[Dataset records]
-=-=-

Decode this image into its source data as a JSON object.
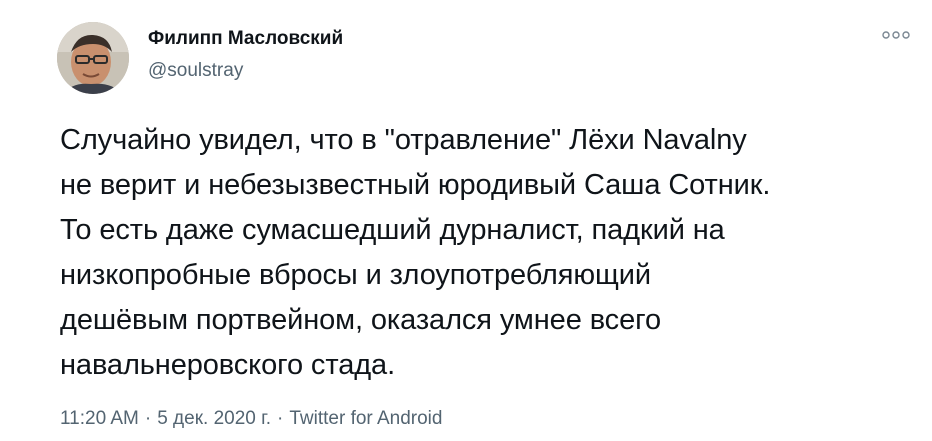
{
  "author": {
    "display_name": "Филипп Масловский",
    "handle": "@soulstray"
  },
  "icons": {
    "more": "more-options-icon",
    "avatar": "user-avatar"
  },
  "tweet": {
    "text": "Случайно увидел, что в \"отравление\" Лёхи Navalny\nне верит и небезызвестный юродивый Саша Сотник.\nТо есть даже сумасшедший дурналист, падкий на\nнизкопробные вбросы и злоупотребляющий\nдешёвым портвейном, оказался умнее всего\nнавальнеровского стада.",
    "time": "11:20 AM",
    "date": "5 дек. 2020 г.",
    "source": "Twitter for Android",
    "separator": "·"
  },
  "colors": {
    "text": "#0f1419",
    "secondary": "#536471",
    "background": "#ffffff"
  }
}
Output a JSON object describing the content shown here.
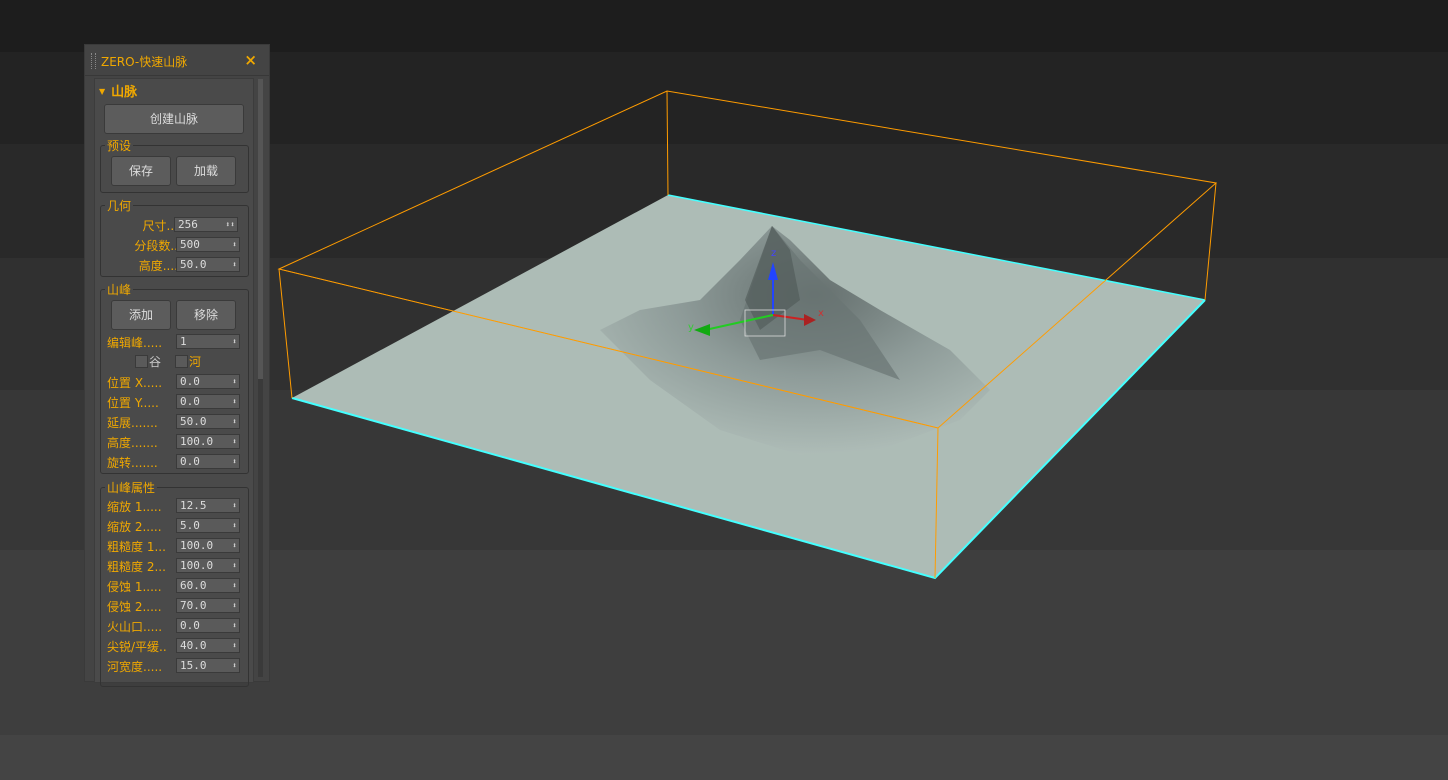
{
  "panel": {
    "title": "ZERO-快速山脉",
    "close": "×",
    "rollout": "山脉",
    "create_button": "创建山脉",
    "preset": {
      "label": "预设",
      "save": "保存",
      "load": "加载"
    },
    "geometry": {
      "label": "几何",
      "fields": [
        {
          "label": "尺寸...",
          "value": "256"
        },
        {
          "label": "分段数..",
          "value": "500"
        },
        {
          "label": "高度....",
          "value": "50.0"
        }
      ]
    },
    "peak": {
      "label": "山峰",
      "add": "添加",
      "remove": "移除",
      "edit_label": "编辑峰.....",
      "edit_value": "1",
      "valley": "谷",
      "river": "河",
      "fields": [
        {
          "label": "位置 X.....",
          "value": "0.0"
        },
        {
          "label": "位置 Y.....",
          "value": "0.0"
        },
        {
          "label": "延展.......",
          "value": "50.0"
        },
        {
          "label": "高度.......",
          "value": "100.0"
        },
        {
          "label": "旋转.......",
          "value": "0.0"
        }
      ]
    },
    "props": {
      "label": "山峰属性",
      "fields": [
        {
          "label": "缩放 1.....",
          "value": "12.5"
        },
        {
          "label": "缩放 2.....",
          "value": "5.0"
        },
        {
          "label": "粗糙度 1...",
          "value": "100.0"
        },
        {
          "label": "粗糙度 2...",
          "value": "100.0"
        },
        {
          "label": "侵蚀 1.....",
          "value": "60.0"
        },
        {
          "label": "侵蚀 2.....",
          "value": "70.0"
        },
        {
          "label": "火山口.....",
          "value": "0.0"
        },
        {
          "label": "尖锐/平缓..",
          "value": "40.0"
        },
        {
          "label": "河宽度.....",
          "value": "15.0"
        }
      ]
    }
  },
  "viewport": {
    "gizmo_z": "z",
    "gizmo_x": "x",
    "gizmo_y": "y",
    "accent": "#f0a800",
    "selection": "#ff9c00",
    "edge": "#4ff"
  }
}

-=-=-

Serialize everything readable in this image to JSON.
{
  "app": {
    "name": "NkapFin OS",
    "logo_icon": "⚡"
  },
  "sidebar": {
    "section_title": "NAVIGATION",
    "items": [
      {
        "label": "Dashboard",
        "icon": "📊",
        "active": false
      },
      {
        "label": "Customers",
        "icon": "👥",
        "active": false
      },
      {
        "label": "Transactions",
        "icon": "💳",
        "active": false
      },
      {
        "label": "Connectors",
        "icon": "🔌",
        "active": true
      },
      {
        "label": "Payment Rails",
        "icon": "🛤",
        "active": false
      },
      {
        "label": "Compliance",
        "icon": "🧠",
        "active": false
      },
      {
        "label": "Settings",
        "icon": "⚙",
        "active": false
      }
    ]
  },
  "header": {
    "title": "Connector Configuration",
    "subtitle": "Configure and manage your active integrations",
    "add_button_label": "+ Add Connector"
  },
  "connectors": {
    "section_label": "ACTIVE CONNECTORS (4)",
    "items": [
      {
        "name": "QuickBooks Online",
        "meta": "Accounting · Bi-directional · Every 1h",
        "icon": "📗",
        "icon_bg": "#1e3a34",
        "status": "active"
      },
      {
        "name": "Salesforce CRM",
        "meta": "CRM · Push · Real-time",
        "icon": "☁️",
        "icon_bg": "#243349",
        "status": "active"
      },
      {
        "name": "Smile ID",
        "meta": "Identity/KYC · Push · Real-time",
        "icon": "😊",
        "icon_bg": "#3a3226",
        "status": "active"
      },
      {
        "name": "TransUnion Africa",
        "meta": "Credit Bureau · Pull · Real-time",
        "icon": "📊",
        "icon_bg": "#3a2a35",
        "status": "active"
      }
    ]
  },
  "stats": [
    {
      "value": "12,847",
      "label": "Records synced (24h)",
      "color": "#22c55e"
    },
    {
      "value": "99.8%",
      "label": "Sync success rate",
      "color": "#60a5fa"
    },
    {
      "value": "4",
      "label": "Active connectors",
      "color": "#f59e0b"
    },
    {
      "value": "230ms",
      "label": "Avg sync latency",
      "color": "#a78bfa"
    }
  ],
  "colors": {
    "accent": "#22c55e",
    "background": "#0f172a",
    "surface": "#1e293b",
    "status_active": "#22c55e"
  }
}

-=-=-

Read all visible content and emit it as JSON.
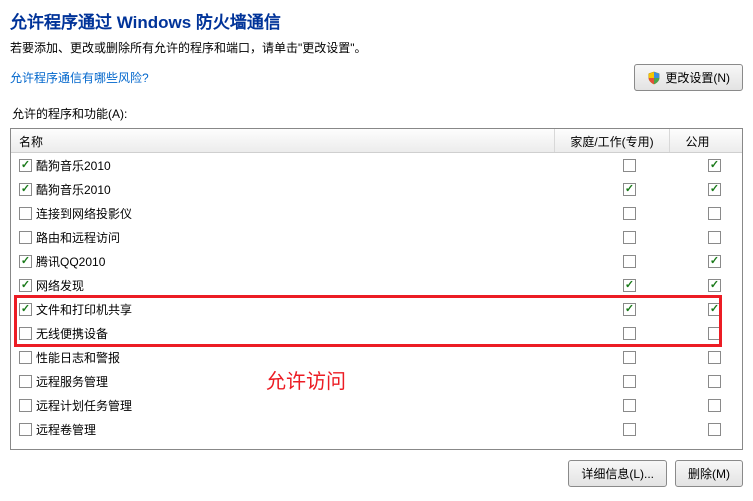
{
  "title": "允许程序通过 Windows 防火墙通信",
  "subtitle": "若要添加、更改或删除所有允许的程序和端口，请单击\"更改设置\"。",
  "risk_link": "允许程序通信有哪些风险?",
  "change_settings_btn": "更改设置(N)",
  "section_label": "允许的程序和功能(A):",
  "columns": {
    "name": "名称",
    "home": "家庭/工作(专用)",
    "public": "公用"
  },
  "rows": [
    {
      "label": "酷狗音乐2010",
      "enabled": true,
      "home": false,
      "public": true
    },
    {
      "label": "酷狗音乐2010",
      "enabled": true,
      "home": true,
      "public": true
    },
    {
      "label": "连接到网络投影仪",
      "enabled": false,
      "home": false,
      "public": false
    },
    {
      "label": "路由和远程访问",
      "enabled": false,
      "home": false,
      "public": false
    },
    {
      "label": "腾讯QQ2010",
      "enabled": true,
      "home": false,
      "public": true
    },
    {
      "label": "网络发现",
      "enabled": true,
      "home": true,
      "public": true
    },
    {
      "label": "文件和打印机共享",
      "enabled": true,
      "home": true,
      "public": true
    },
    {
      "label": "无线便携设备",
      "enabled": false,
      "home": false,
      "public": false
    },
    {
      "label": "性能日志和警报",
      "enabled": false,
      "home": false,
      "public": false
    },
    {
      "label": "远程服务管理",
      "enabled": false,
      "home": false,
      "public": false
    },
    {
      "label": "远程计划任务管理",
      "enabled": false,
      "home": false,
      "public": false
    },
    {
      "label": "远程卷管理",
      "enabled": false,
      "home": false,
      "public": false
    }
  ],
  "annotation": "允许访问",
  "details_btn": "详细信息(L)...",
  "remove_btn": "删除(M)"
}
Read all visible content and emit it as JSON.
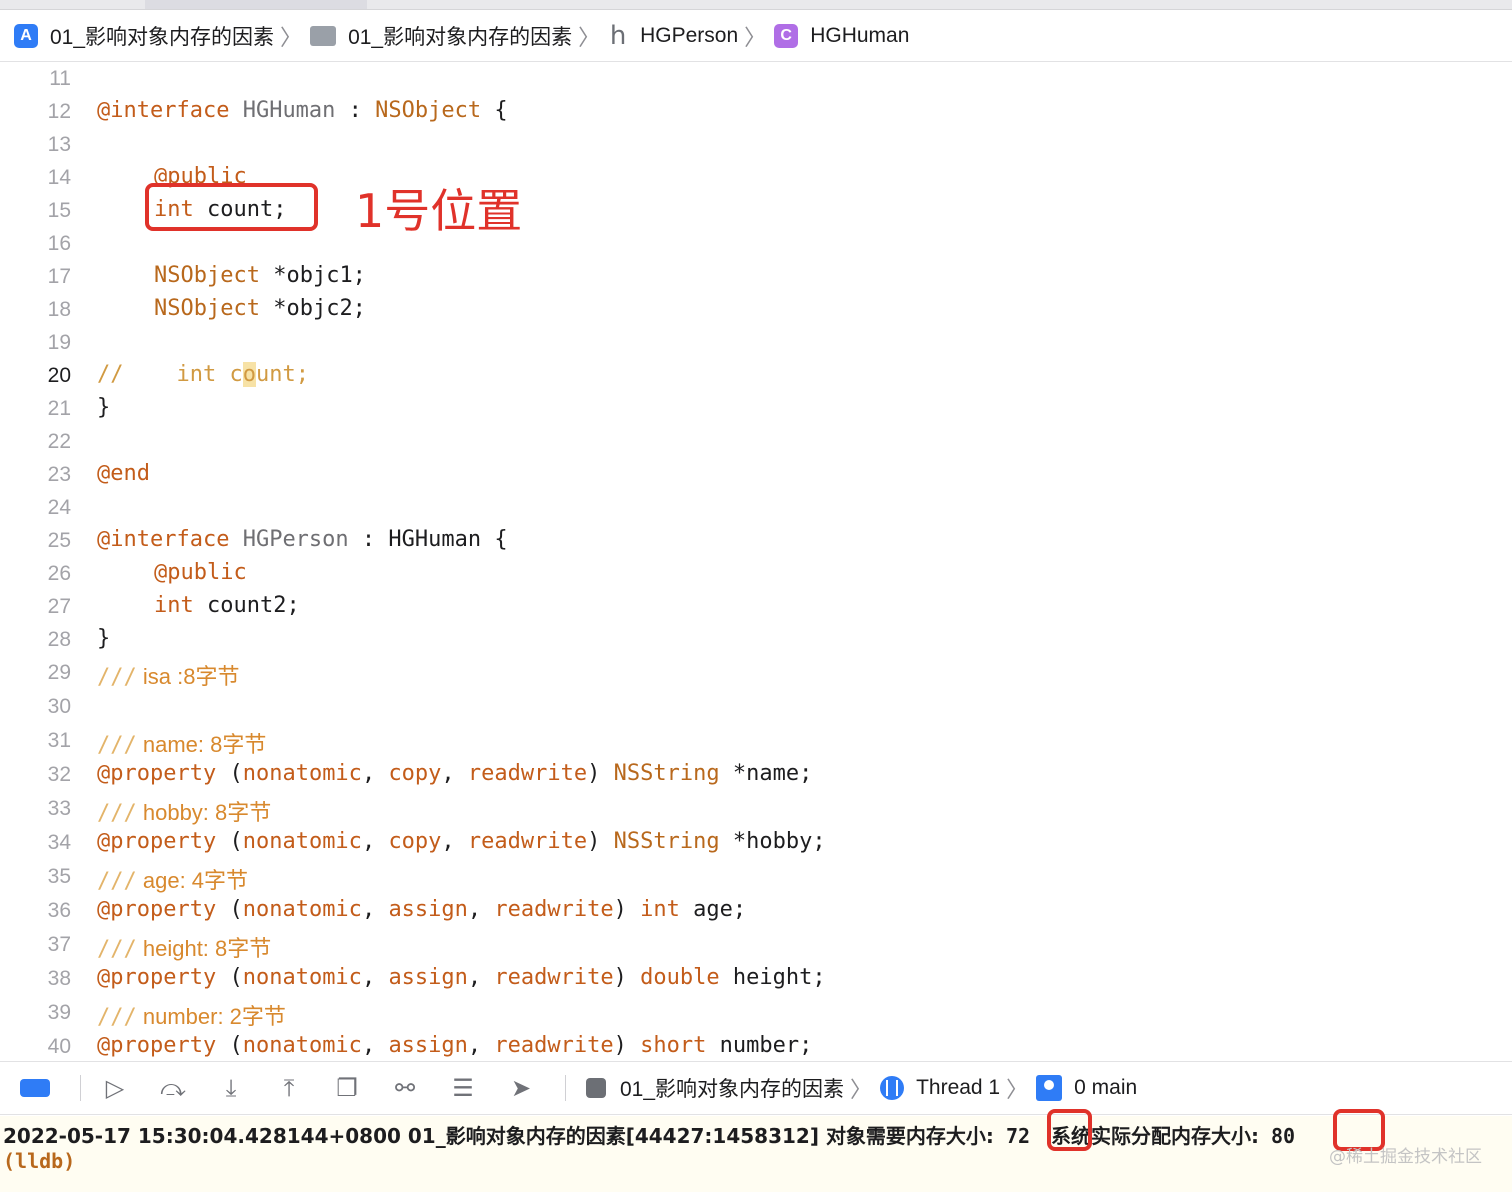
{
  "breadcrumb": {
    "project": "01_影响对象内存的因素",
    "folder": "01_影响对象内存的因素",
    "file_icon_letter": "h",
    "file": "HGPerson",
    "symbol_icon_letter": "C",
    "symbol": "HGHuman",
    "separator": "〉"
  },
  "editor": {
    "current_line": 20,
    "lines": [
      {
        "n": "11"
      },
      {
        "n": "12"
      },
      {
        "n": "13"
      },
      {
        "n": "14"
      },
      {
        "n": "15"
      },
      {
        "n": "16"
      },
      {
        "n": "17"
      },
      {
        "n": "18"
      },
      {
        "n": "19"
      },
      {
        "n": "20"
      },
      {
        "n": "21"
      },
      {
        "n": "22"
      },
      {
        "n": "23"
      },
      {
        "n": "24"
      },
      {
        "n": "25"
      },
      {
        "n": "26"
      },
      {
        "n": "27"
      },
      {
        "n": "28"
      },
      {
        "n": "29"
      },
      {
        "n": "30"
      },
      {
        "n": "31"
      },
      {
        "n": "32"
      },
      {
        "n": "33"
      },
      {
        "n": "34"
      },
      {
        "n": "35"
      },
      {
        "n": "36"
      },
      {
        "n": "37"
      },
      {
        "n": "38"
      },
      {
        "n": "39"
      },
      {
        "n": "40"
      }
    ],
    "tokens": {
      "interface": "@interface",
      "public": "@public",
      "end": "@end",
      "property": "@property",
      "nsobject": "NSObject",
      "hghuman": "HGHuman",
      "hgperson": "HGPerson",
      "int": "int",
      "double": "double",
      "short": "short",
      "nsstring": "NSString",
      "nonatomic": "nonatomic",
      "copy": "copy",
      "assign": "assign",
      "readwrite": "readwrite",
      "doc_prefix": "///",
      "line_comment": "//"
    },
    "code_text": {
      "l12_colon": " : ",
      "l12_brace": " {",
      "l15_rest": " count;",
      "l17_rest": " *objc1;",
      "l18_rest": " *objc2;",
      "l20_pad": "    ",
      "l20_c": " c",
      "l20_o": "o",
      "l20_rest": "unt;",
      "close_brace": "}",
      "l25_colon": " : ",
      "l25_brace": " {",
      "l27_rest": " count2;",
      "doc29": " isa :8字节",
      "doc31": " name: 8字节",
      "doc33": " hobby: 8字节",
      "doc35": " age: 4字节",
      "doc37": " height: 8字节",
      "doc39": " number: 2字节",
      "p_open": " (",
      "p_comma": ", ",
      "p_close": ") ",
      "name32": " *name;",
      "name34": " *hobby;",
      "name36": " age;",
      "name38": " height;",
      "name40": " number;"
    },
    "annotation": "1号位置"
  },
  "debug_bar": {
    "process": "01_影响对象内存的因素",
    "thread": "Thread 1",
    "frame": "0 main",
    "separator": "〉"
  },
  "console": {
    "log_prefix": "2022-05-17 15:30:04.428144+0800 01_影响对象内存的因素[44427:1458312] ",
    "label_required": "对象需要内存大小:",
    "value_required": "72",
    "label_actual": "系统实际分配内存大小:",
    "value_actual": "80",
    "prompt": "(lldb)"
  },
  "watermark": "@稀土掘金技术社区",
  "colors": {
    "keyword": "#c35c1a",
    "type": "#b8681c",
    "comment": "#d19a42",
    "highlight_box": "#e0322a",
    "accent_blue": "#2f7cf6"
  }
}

-=-=-

Task details
Filter the entries down to the lines containing "image". Copy each of those lines.

Expected output
Decode this image into its source data as a JSON object.
Serialize everything readable in this image to JSON.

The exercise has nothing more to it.